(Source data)
◆ ◆ ◆ ◆ ◆ ◆ ◆

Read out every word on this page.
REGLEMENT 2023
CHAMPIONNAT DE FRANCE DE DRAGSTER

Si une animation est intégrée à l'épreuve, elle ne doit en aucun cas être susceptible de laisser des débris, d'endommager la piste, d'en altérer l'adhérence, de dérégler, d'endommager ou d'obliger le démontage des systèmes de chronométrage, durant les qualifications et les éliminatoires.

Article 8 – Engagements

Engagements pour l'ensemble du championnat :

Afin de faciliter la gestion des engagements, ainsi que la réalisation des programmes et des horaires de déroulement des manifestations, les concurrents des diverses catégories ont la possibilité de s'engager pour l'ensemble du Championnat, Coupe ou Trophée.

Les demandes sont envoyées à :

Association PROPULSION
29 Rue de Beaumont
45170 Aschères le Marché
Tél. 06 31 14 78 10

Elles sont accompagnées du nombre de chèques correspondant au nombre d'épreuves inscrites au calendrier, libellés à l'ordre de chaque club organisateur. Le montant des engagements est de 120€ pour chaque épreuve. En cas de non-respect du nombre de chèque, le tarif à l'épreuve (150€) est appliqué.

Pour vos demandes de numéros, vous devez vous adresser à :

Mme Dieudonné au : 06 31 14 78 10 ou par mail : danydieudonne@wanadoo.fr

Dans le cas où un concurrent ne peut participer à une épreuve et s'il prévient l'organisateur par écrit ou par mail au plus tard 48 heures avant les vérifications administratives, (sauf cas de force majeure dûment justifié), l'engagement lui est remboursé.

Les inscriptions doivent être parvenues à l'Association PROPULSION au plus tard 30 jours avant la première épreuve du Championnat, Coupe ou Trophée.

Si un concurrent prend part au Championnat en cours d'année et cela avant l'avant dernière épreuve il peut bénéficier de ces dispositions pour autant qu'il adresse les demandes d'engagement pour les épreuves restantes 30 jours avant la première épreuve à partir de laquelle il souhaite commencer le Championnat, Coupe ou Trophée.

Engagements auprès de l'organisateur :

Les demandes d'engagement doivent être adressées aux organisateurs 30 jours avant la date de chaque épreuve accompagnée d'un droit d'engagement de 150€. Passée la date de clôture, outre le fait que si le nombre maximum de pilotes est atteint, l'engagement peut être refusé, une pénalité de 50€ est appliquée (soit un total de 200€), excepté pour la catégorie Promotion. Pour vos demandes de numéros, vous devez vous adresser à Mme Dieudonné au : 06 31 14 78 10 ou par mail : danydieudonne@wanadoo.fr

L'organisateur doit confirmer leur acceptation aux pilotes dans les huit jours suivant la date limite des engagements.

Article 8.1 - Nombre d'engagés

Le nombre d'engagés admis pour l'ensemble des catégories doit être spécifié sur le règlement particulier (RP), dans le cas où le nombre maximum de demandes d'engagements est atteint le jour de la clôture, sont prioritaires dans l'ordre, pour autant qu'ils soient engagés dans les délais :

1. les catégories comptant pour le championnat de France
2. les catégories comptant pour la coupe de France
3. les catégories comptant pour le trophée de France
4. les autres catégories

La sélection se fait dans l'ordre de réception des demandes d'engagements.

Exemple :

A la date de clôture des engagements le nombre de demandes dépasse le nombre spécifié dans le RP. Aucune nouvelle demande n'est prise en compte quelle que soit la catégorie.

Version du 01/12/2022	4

◆ ◆ ◆ ◆ ◆ ◆ ◆

- [Objective] Copy every line of the records above that contains "soit".

- [Complete response]
Les demandes d'engagement doivent être adressées aux organisateurs 30 jours avant la date de chaque épreuve accompagnée d'un droit d'engagement de 150€. Passée la date de clôture, outre le fait que si le nombre maximum de pilotes est atteint, l'engagement peut être refusé, une pénalité de 50€ est appliquée (soit un total de 200€), excepté pour la catégorie Promotion. Pour vos demandes de numéros, vous devez vous adresser à Mme Dieudonné au : 06 31 14 78 10 ou par mail : danydieudonne@wanadoo.fr
A la date de clôture des engagements le nombre de demandes dépasse le nombre spécifié dans le RP. Aucune nouvelle demande n'est prise en compte quelle que soit la catégorie.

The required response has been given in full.